→ Stored records:
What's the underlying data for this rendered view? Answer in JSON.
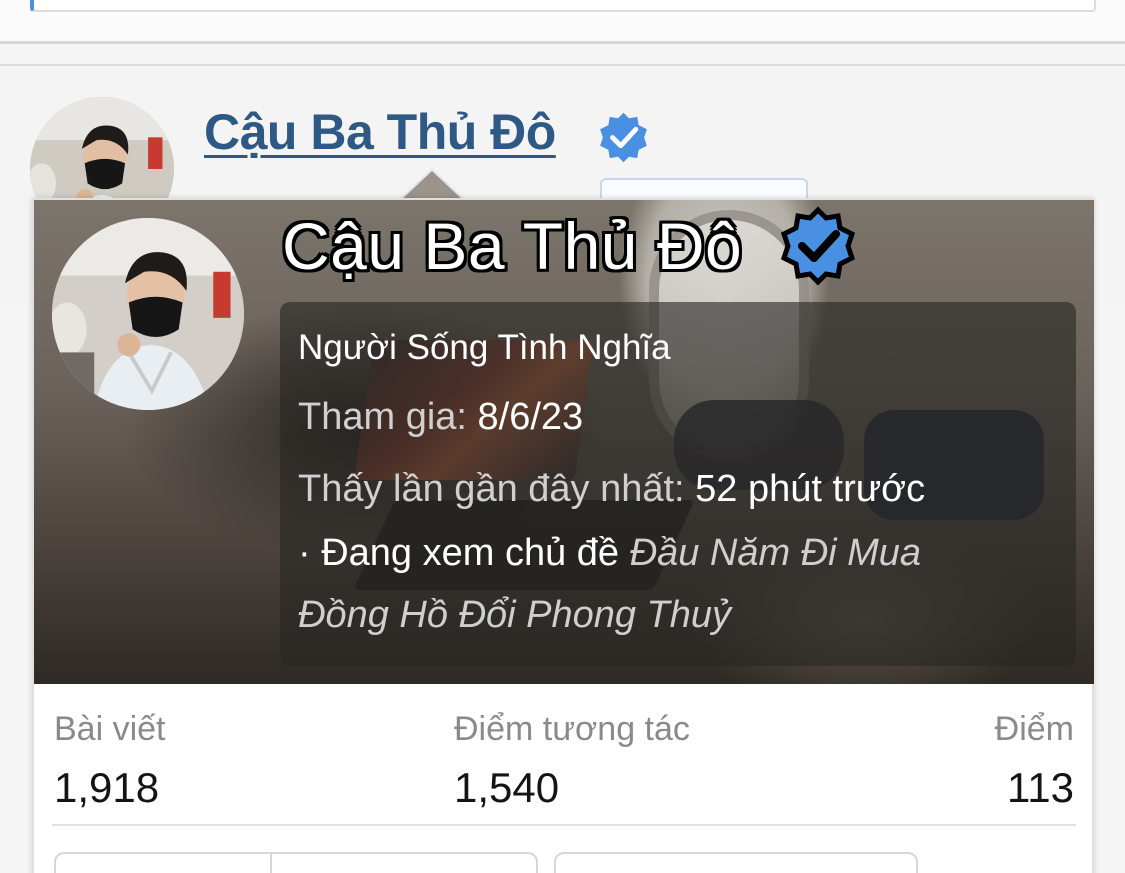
{
  "background_post": {
    "username": "Cậu Ba Thủ Đô",
    "verified": true
  },
  "member_card": {
    "username": "Cậu Ba Thủ Đô",
    "verified": true,
    "title": "Người Sống Tình Nghĩa",
    "joined_label": "Tham gia:",
    "joined_value": "8/6/23",
    "last_seen_label": "Thấy lần gần đây nhất:",
    "last_seen_value": "52 phút trước",
    "viewing_prefix": "· Đang xem chủ đề",
    "viewing_thread_line1": "Đầu Năm Đi Mua",
    "viewing_thread_line2": "Đồng Hồ Đổi Phong Thuỷ",
    "stats": [
      {
        "label": "Bài viết",
        "value": "1,918"
      },
      {
        "label": "Điểm tương tác",
        "value": "1,540"
      },
      {
        "label": "Điểm",
        "value": "113"
      }
    ]
  },
  "colors": {
    "link": "#2e5984",
    "verified": "#4a90e2",
    "stat_label": "#8a8a8a"
  },
  "icons": [
    "verified-badge-icon"
  ]
}
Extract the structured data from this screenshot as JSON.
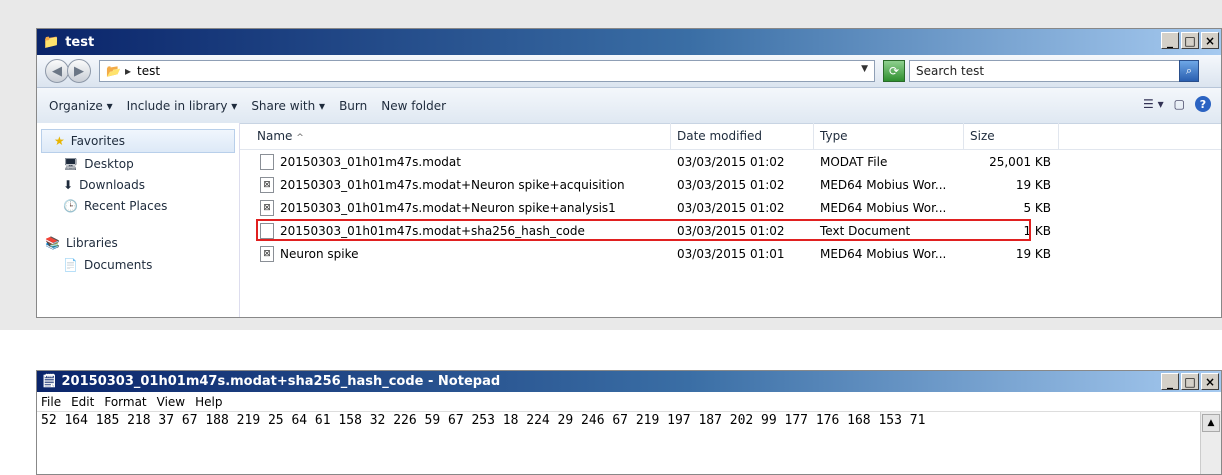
{
  "explorer": {
    "title": "test",
    "address": {
      "folder": "test"
    },
    "search_placeholder": "Search test",
    "toolbar": [
      "Organize ▾",
      "Include in library ▾",
      "Share with ▾",
      "Burn",
      "New folder"
    ],
    "nav": {
      "favorites": "Favorites",
      "favorite_items": [
        "Desktop",
        "Downloads",
        "Recent Places"
      ],
      "libraries": "Libraries",
      "library_items": [
        "Documents"
      ]
    },
    "columns": [
      "Name",
      "Date modified",
      "Type",
      "Size"
    ],
    "files": [
      {
        "name": "20150303_01h01m47s.modat",
        "date": "03/03/2015 01:02",
        "type": "MODAT File",
        "size": "25,001 KB",
        "icon": "blank-file-icon"
      },
      {
        "name": "20150303_01h01m47s.modat+Neuron spike+acquisition",
        "date": "03/03/2015 01:02",
        "type": "MED64 Mobius Wor...",
        "size": "19 KB",
        "icon": "mobius-file-icon"
      },
      {
        "name": "20150303_01h01m47s.modat+Neuron spike+analysis1",
        "date": "03/03/2015 01:02",
        "type": "MED64 Mobius Wor...",
        "size": "5 KB",
        "icon": "mobius-file-icon"
      },
      {
        "name": "20150303_01h01m47s.modat+sha256_hash_code",
        "date": "03/03/2015 01:02",
        "type": "Text Document",
        "size": "1 KB",
        "icon": "text-file-icon",
        "highlighted": true
      },
      {
        "name": "Neuron spike",
        "date": "03/03/2015 01:01",
        "type": "MED64 Mobius Wor...",
        "size": "19 KB",
        "icon": "mobius-file-icon"
      }
    ]
  },
  "notepad": {
    "title": "20150303_01h01m47s.modat+sha256_hash_code - Notepad",
    "menu": [
      "File",
      "Edit",
      "Format",
      "View",
      "Help"
    ],
    "content": "52 164 185 218 37 67 188 219 25 64 61 158 32 226 59 67 253 18 224 29 246 67 219 197 187 202 99 177 176 168 153 71"
  },
  "colors": {
    "highlight_border": "#e02020",
    "title_bar": "#0a246a"
  }
}
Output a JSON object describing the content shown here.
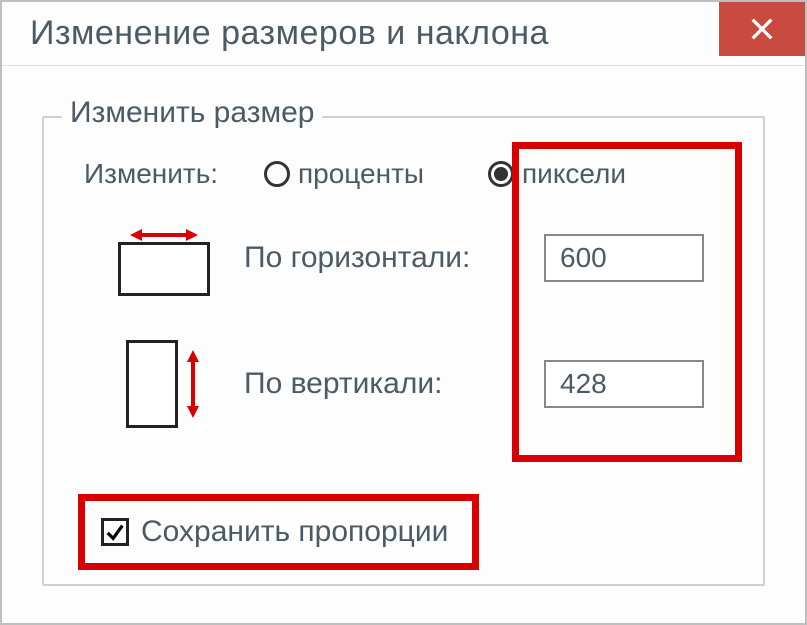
{
  "window": {
    "title": "Изменение размеров и наклона"
  },
  "group": {
    "title": "Изменить размер",
    "unit_label": "Изменить:",
    "radio_percent": "проценты",
    "radio_pixels": "пиксели",
    "horizontal_label": "По горизонтали:",
    "vertical_label": "По вертикали:",
    "horizontal_value": "600",
    "vertical_value": "428",
    "keep_aspect": "Сохранить пропорции"
  }
}
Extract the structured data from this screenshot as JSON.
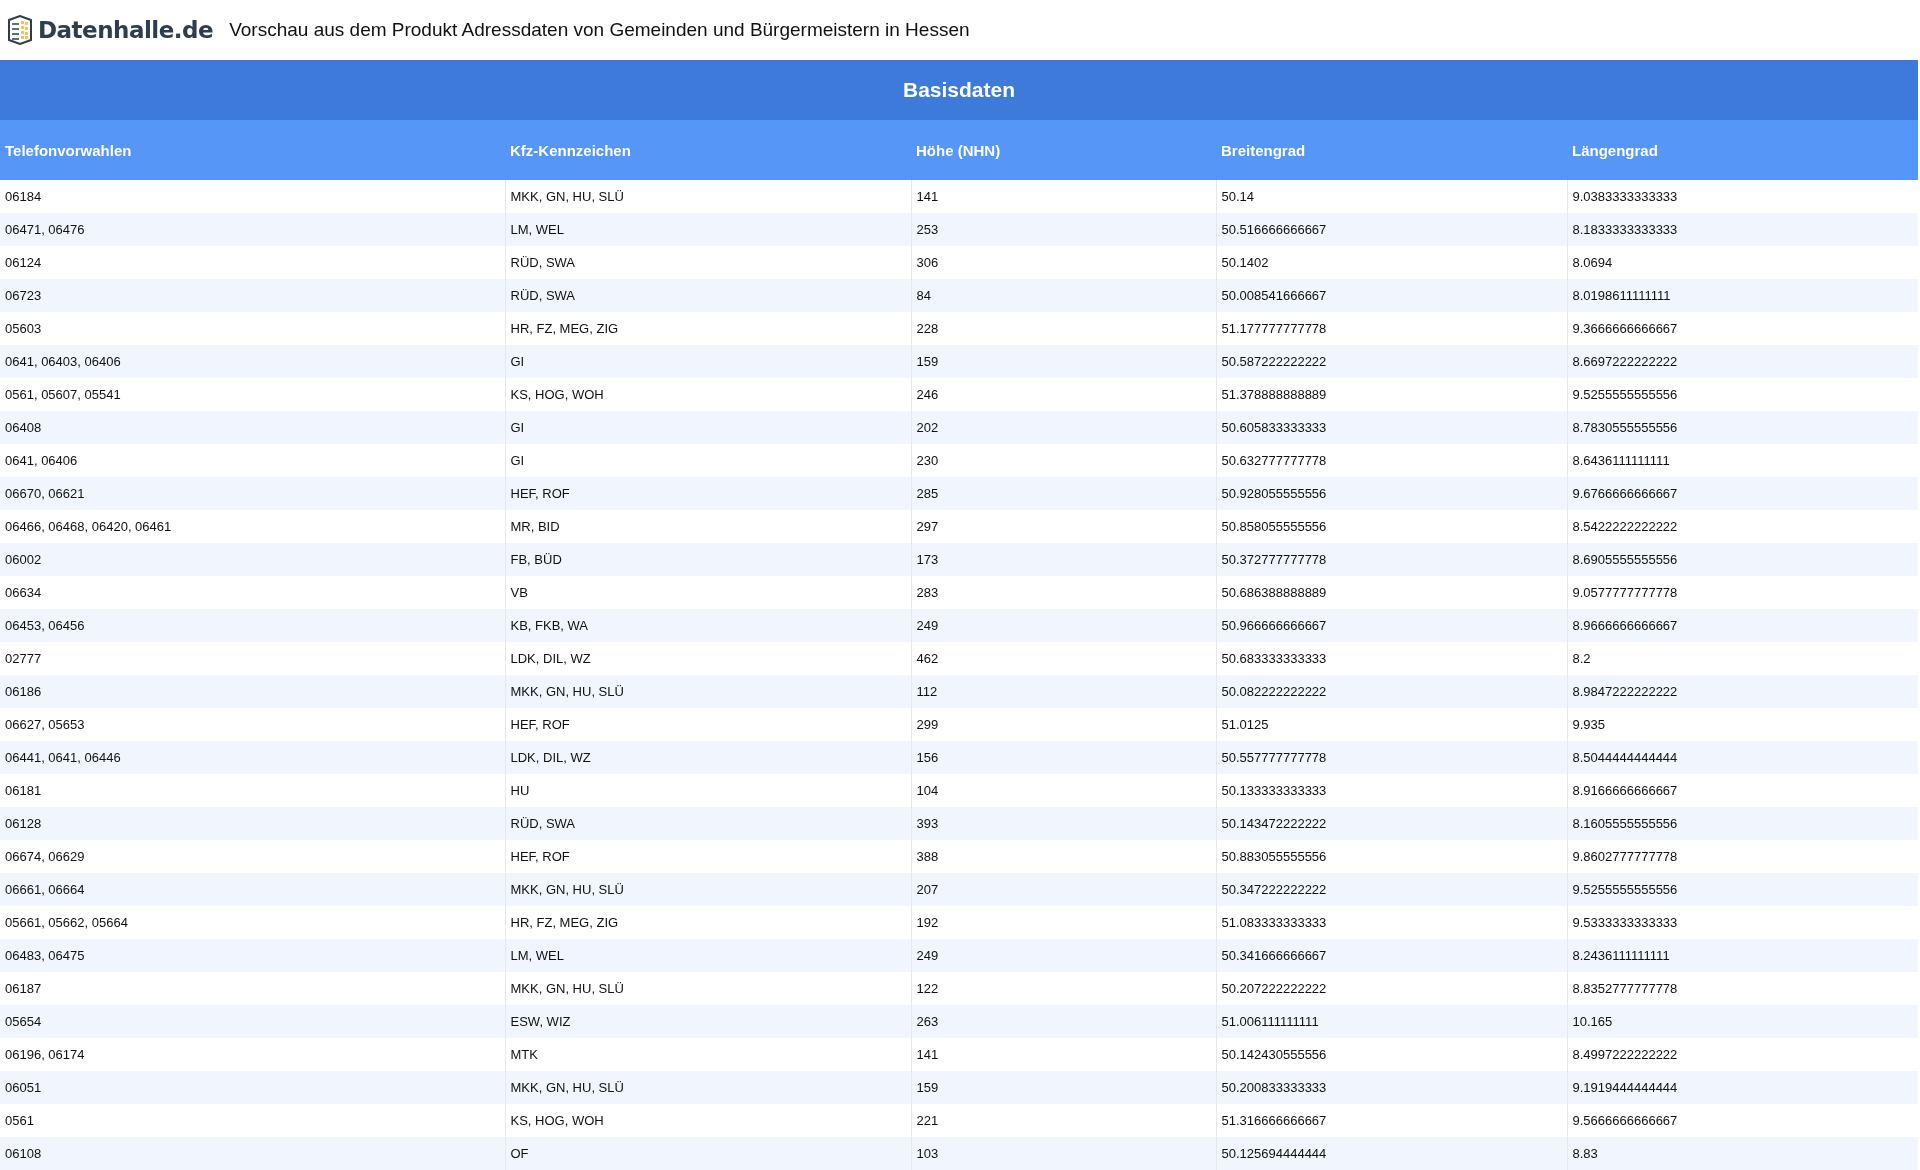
{
  "header": {
    "logo_text": "Datenhalle.de",
    "title": "Vorschau aus dem Produkt Adressdaten von Gemeinden und Bürgermeistern in Hessen"
  },
  "section": {
    "title": "Basisdaten"
  },
  "table": {
    "columns": [
      "Telefonvorwahlen",
      "Kfz-Kennzeichen",
      "Höhe (NHN)",
      "Breitengrad",
      "Längengrad"
    ],
    "rows": [
      [
        "06184",
        "MKK, GN, HU, SLÜ",
        "141",
        "50.14",
        "9.0383333333333"
      ],
      [
        "06471, 06476",
        "LM, WEL",
        "253",
        "50.516666666667",
        "8.1833333333333"
      ],
      [
        "06124",
        "RÜD, SWA",
        "306",
        "50.1402",
        "8.0694"
      ],
      [
        "06723",
        "RÜD, SWA",
        "84",
        "50.008541666667",
        "8.0198611111111"
      ],
      [
        "05603",
        "HR, FZ, MEG, ZIG",
        "228",
        "51.177777777778",
        "9.3666666666667"
      ],
      [
        "0641, 06403, 06406",
        "GI",
        "159",
        "50.587222222222",
        "8.6697222222222"
      ],
      [
        "0561, 05607, 05541",
        "KS, HOG, WOH",
        "246",
        "51.378888888889",
        "9.5255555555556"
      ],
      [
        "06408",
        "GI",
        "202",
        "50.605833333333",
        "8.7830555555556"
      ],
      [
        "0641, 06406",
        "GI",
        "230",
        "50.632777777778",
        "8.6436111111111"
      ],
      [
        "06670, 06621",
        "HEF, ROF",
        "285",
        "50.928055555556",
        "9.6766666666667"
      ],
      [
        "06466, 06468, 06420, 06461",
        "MR, BID",
        "297",
        "50.858055555556",
        "8.5422222222222"
      ],
      [
        "06002",
        "FB, BÜD",
        "173",
        "50.372777777778",
        "8.6905555555556"
      ],
      [
        "06634",
        "VB",
        "283",
        "50.686388888889",
        "9.0577777777778"
      ],
      [
        "06453, 06456",
        "KB, FKB, WA",
        "249",
        "50.966666666667",
        "8.9666666666667"
      ],
      [
        "02777",
        "LDK, DIL, WZ",
        "462",
        "50.683333333333",
        "8.2"
      ],
      [
        "06186",
        "MKK, GN, HU, SLÜ",
        "112",
        "50.082222222222",
        "8.9847222222222"
      ],
      [
        "06627, 05653",
        "HEF, ROF",
        "299",
        "51.0125",
        "9.935"
      ],
      [
        "06441, 0641, 06446",
        "LDK, DIL, WZ",
        "156",
        "50.557777777778",
        "8.5044444444444"
      ],
      [
        "06181",
        "HU",
        "104",
        "50.133333333333",
        "8.9166666666667"
      ],
      [
        "06128",
        "RÜD, SWA",
        "393",
        "50.143472222222",
        "8.1605555555556"
      ],
      [
        "06674, 06629",
        "HEF, ROF",
        "388",
        "50.883055555556",
        "9.8602777777778"
      ],
      [
        "06661, 06664",
        "MKK, GN, HU, SLÜ",
        "207",
        "50.347222222222",
        "9.5255555555556"
      ],
      [
        "05661, 05662, 05664",
        "HR, FZ, MEG, ZIG",
        "192",
        "51.083333333333",
        "9.5333333333333"
      ],
      [
        "06483, 06475",
        "LM, WEL",
        "249",
        "50.341666666667",
        "8.2436111111111"
      ],
      [
        "06187",
        "MKK, GN, HU, SLÜ",
        "122",
        "50.207222222222",
        "8.8352777777778"
      ],
      [
        "05654",
        "ESW, WIZ",
        "263",
        "51.006111111111",
        "10.165"
      ],
      [
        "06196, 06174",
        "MTK",
        "141",
        "50.142430555556",
        "8.4997222222222"
      ],
      [
        "06051",
        "MKK, GN, HU, SLÜ",
        "159",
        "50.200833333333",
        "9.1919444444444"
      ],
      [
        "0561",
        "KS, HOG, WOH",
        "221",
        "51.316666666667",
        "9.5666666666667"
      ],
      [
        "06108",
        "OF",
        "103",
        "50.125694444444",
        "8.83"
      ]
    ]
  }
}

→ STATED TASK: Exactly reproduce each record, leaving out any pictures.

→ CORRECT OUTPUT:
What's the underlying data for this rendered view? Answer in JSON.
{
  "background_post": {
    "username": "Cậu Ba Thủ Đô",
    "verified": true
  },
  "member_card": {
    "username": "Cậu Ba Thủ Đô",
    "verified": true,
    "title": "Người Sống Tình Nghĩa",
    "joined_label": "Tham gia:",
    "joined_value": "8/6/23",
    "last_seen_label": "Thấy lần gần đây nhất:",
    "last_seen_value": "52 phút trước",
    "viewing_prefix": "· Đang xem chủ đề",
    "viewing_thread_line1": "Đầu Năm Đi Mua",
    "viewing_thread_line2": "Đồng Hồ Đổi Phong Thuỷ",
    "stats": [
      {
        "label": "Bài viết",
        "value": "1,918"
      },
      {
        "label": "Điểm tương tác",
        "value": "1,540"
      },
      {
        "label": "Điểm",
        "value": "113"
      }
    ]
  },
  "colors": {
    "link": "#2e5984",
    "verified": "#4a90e2",
    "stat_label": "#8a8a8a"
  },
  "icons": [
    "verified-badge-icon"
  ]
}
Extract the structured data from this screenshot as JSON.
{
  "explorer": {
    "title": "test",
    "address": {
      "folder": "test"
    },
    "search_placeholder": "Search test",
    "toolbar": [
      "Organize ▾",
      "Include in library ▾",
      "Share with ▾",
      "Burn",
      "New folder"
    ],
    "nav": {
      "favorites": "Favorites",
      "favorite_items": [
        "Desktop",
        "Downloads",
        "Recent Places"
      ],
      "libraries": "Libraries",
      "library_items": [
        "Documents"
      ]
    },
    "columns": [
      "Name",
      "Date modified",
      "Type",
      "Size"
    ],
    "files": [
      {
        "name": "20150303_01h01m47s.modat",
        "date": "03/03/2015 01:02",
        "type": "MODAT File",
        "size": "25,001 KB",
        "icon": "blank-file-icon"
      },
      {
        "name": "20150303_01h01m47s.modat+Neuron spike+acquisition",
        "date": "03/03/2015 01:02",
        "type": "MED64 Mobius Wor...",
        "size": "19 KB",
        "icon": "mobius-file-icon"
      },
      {
        "name": "20150303_01h01m47s.modat+Neuron spike+analysis1",
        "date": "03/03/2015 01:02",
        "type": "MED64 Mobius Wor...",
        "size": "5 KB",
        "icon": "mobius-file-icon"
      },
      {
        "name": "20150303_01h01m47s.modat+sha256_hash_code",
        "date": "03/03/2015 01:02",
        "type": "Text Document",
        "size": "1 KB",
        "icon": "text-file-icon",
        "highlighted": true
      },
      {
        "name": "Neuron spike",
        "date": "03/03/2015 01:01",
        "type": "MED64 Mobius Wor...",
        "size": "19 KB",
        "icon": "mobius-file-icon"
      }
    ]
  },
  "notepad": {
    "title": "20150303_01h01m47s.modat+sha256_hash_code - Notepad",
    "menu": [
      "File",
      "Edit",
      "Format",
      "View",
      "Help"
    ],
    "content": "52 164 185 218 37 67 188 219 25 64 61 158 32 226 59 67 253 18 224 29 246 67 219 197 187 202 99 177 176 168 153 71"
  },
  "colors": {
    "highlight_border": "#e02020",
    "title_bar": "#0a246a"
  }
}
Output a JSON object describing the content shown here.
{
  "window": {
    "title": "Изменение размеров и наклона"
  },
  "group": {
    "title": "Изменить размер",
    "unit_label": "Изменить:",
    "radio_percent": "проценты",
    "radio_pixels": "пиксели",
    "horizontal_label": "По горизонтали:",
    "vertical_label": "По вертикали:",
    "horizontal_value": "600",
    "vertical_value": "428",
    "keep_aspect": "Сохранить пропорции"
  }
}
Extract the structured data from this screenshot as JSON.
{
  "header": {
    "logo_text": "Datenhalle.de",
    "title": "Vorschau aus dem Produkt Adressdaten von Gemeinden und Bürgermeistern in Hessen"
  },
  "section": {
    "title": "Basisdaten"
  },
  "table": {
    "columns": [
      "Telefonvorwahlen",
      "Kfz-Kennzeichen",
      "Höhe (NHN)",
      "Breitengrad",
      "Längengrad"
    ],
    "rows": [
      [
        "06184",
        "MKK, GN, HU, SLÜ",
        "141",
        "50.14",
        "9.0383333333333"
      ],
      [
        "06471, 06476",
        "LM, WEL",
        "253",
        "50.516666666667",
        "8.1833333333333"
      ],
      [
        "06124",
        "RÜD, SWA",
        "306",
        "50.1402",
        "8.0694"
      ],
      [
        "06723",
        "RÜD, SWA",
        "84",
        "50.008541666667",
        "8.0198611111111"
      ],
      [
        "05603",
        "HR, FZ, MEG, ZIG",
        "228",
        "51.177777777778",
        "9.3666666666667"
      ],
      [
        "0641, 06403, 06406",
        "GI",
        "159",
        "50.587222222222",
        "8.6697222222222"
      ],
      [
        "0561, 05607, 05541",
        "KS, HOG, WOH",
        "246",
        "51.378888888889",
        "9.5255555555556"
      ],
      [
        "06408",
        "GI",
        "202",
        "50.605833333333",
        "8.7830555555556"
      ],
      [
        "0641, 06406",
        "GI",
        "230",
        "50.632777777778",
        "8.6436111111111"
      ],
      [
        "06670, 06621",
        "HEF, ROF",
        "285",
        "50.928055555556",
        "9.6766666666667"
      ],
      [
        "06466, 06468, 06420, 06461",
        "MR, BID",
        "297",
        "50.858055555556",
        "8.5422222222222"
      ],
      [
        "06002",
        "FB, BÜD",
        "173",
        "50.372777777778",
        "8.6905555555556"
      ],
      [
        "06634",
        "VB",
        "283",
        "50.686388888889",
        "9.0577777777778"
      ],
      [
        "06453, 06456",
        "KB, FKB, WA",
        "249",
        "50.966666666667",
        "8.9666666666667"
      ],
      [
        "02777",
        "LDK, DIL, WZ",
        "462",
        "50.683333333333",
        "8.2"
      ],
      [
        "06186",
        "MKK, GN, HU, SLÜ",
        "112",
        "50.082222222222",
        "8.9847222222222"
      ],
      [
        "06627, 05653",
        "HEF, ROF",
        "299",
        "51.0125",
        "9.935"
      ],
      [
        "06441, 0641, 06446",
        "LDK, DIL, WZ",
        "156",
        "50.557777777778",
        "8.5044444444444"
      ],
      [
        "06181",
        "HU",
        "104",
        "50.133333333333",
        "8.9166666666667"
      ],
      [
        "06128",
        "RÜD, SWA",
        "393",
        "50.143472222222",
        "8.1605555555556"
      ],
      [
        "06674, 06629",
        "HEF, ROF",
        "388",
        "50.883055555556",
        "9.8602777777778"
      ],
      [
        "06661, 06664",
        "MKK, GN, HU, SLÜ",
        "207",
        "50.347222222222",
        "9.5255555555556"
      ],
      [
        "05661, 05662, 05664",
        "HR, FZ, MEG, ZIG",
        "192",
        "51.083333333333",
        "9.5333333333333"
      ],
      [
        "06483, 06475",
        "LM, WEL",
        "249",
        "50.341666666667",
        "8.2436111111111"
      ],
      [
        "06187",
        "MKK, GN, HU, SLÜ",
        "122",
        "50.207222222222",
        "8.8352777777778"
      ],
      [
        "05654",
        "ESW, WIZ",
        "263",
        "51.006111111111",
        "10.165"
      ],
      [
        "06196, 06174",
        "MTK",
        "141",
        "50.142430555556",
        "8.4997222222222"
      ],
      [
        "06051",
        "MKK, GN, HU, SLÜ",
        "159",
        "50.200833333333",
        "9.1919444444444"
      ],
      [
        "0561",
        "KS, HOG, WOH",
        "221",
        "51.316666666667",
        "9.5666666666667"
      ],
      [
        "06108",
        "OF",
        "103",
        "50.125694444444",
        "8.83"
      ]
    ]
  }
}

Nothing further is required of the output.